YOUR GOAL:
From the listing below, return each line that includes "JSON".

Records:

◆ ◆ ◆ ◆

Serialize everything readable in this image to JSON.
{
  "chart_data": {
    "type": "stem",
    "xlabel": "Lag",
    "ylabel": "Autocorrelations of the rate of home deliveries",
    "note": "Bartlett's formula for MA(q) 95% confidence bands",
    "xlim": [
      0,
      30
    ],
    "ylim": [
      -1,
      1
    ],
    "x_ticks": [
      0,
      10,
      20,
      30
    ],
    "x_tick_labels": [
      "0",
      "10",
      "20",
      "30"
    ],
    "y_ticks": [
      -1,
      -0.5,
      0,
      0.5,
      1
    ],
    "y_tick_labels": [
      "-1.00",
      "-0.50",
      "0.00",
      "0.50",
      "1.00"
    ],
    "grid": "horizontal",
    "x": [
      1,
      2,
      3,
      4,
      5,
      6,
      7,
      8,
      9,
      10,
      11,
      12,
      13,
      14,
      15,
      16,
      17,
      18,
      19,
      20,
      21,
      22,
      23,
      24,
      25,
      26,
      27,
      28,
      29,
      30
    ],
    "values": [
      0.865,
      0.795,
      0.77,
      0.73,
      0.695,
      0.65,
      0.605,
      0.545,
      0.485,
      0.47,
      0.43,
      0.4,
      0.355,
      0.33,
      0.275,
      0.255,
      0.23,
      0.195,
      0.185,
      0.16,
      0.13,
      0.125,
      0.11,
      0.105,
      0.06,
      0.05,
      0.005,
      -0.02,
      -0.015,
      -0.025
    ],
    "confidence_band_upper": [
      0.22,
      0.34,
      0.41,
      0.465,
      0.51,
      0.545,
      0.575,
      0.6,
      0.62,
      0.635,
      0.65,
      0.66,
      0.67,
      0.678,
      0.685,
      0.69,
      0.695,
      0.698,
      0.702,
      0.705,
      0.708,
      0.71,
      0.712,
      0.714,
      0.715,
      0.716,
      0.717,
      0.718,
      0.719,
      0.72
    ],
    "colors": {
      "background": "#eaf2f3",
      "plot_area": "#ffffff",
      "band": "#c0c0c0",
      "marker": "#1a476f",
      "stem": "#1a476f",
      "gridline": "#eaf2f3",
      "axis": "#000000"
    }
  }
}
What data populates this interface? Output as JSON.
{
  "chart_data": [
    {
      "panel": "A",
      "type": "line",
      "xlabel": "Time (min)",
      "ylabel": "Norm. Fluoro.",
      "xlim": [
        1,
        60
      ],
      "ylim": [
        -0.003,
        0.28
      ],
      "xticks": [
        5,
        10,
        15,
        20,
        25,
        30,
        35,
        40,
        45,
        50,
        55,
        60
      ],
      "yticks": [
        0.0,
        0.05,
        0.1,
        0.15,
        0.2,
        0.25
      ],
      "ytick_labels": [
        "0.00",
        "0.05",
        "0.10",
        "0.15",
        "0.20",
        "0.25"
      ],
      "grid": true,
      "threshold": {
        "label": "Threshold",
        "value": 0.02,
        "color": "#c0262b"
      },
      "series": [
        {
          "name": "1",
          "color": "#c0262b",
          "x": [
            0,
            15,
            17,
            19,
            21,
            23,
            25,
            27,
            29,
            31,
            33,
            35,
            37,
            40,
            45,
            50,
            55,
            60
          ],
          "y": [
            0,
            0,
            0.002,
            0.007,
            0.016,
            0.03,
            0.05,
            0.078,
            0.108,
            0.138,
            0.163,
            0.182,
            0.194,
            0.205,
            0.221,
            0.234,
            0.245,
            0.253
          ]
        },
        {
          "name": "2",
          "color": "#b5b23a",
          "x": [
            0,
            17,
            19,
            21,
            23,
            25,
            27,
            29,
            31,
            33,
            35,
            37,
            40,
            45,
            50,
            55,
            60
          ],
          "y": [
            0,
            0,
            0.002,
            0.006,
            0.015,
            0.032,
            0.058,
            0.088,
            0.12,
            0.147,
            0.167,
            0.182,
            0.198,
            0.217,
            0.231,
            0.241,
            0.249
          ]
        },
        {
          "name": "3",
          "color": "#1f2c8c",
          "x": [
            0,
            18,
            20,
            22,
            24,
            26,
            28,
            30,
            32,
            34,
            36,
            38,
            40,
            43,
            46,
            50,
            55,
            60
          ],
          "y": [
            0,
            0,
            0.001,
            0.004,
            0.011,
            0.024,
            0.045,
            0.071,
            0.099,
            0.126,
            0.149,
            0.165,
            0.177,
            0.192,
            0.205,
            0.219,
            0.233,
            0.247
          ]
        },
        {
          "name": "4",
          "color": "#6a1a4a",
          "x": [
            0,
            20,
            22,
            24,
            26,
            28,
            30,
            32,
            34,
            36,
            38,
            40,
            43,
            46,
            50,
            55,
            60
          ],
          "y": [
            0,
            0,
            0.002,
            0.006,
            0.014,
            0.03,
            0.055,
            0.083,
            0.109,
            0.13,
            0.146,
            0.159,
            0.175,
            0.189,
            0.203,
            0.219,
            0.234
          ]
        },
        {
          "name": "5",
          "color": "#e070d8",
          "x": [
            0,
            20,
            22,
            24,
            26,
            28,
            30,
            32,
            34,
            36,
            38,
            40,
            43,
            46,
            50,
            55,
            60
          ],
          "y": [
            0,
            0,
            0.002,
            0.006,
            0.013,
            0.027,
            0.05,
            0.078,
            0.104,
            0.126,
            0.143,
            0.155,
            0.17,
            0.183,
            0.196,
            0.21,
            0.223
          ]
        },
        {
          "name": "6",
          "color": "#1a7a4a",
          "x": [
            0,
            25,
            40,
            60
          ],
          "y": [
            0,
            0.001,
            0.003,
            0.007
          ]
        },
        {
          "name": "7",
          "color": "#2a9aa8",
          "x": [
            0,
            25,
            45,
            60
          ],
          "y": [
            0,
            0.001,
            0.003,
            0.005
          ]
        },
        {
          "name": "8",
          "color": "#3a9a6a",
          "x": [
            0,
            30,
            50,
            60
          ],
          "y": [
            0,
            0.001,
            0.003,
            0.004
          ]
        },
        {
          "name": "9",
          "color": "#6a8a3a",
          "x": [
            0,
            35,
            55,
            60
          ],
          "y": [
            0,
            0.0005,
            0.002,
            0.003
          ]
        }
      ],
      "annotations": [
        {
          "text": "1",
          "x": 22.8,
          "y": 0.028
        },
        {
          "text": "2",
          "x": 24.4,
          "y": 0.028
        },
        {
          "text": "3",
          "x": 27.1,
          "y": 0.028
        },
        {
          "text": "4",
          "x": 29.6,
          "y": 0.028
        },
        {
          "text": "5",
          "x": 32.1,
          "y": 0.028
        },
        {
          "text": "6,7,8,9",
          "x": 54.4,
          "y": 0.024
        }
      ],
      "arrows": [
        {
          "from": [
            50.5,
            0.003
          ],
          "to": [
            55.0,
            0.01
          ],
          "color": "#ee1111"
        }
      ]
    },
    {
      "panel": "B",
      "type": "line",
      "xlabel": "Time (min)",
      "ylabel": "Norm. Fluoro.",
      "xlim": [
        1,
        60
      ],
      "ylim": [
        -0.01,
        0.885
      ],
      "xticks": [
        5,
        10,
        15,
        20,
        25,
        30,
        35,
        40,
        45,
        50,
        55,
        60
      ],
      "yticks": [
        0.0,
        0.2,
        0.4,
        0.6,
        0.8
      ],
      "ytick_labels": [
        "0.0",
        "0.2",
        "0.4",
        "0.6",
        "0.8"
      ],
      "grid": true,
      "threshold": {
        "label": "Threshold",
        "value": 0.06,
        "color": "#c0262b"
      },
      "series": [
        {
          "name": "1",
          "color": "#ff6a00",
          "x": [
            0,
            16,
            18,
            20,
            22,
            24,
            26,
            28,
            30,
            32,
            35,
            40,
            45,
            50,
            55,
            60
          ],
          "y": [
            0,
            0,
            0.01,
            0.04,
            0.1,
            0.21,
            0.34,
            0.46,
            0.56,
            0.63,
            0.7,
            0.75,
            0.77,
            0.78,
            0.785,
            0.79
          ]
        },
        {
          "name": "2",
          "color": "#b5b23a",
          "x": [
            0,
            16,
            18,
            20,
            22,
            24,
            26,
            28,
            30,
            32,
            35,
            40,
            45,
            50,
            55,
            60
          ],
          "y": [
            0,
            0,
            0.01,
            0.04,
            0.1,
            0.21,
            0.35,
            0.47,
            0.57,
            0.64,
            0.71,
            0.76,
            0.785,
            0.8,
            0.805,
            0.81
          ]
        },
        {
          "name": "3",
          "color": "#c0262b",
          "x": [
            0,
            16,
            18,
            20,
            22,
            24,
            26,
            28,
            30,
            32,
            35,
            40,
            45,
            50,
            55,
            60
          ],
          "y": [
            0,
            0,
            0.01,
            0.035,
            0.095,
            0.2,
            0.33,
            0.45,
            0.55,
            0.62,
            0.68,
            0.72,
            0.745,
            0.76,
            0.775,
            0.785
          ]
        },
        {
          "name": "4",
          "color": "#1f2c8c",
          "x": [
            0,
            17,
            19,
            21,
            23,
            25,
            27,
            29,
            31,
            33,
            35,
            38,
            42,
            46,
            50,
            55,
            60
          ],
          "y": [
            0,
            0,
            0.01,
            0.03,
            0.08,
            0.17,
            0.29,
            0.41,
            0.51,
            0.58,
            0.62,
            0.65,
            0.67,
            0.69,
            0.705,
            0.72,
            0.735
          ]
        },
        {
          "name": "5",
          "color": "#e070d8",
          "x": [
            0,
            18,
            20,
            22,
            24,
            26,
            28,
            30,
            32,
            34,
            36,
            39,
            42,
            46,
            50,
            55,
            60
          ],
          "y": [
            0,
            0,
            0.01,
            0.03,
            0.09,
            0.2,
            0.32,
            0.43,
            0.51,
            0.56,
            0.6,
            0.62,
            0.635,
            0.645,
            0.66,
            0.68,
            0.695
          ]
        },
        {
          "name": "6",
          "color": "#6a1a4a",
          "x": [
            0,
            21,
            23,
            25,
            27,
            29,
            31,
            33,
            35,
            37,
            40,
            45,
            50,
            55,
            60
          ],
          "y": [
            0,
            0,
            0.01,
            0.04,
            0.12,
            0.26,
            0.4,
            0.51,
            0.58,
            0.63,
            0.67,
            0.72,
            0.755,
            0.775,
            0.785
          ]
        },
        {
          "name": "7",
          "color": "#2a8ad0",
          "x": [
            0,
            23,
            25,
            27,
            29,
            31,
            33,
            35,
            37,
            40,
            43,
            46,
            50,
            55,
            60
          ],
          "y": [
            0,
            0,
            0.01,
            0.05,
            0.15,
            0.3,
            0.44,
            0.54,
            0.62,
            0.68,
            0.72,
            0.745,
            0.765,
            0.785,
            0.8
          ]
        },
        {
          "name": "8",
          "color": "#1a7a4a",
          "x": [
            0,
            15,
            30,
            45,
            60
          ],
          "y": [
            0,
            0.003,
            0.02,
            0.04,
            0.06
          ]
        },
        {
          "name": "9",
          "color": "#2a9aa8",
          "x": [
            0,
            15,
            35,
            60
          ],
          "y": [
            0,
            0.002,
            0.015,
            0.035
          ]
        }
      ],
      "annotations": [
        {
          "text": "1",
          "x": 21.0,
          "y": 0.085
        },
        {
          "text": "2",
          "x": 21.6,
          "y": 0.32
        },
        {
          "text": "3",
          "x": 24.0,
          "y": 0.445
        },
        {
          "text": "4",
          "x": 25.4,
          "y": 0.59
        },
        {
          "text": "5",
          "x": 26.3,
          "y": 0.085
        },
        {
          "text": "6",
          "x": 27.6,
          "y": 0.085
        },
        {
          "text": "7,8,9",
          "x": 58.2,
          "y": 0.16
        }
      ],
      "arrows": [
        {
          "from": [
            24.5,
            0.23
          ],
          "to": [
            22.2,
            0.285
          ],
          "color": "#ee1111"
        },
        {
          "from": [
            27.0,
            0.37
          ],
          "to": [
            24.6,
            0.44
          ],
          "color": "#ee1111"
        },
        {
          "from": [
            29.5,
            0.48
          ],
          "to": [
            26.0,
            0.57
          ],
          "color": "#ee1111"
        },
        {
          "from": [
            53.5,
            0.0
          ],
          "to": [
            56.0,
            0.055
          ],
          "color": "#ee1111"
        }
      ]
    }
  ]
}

◆ ◆ ◆ ◆

TASK RESPONSE:
Serialize everything readable in this image to JSON.
What data populates this interface? Output as JSON.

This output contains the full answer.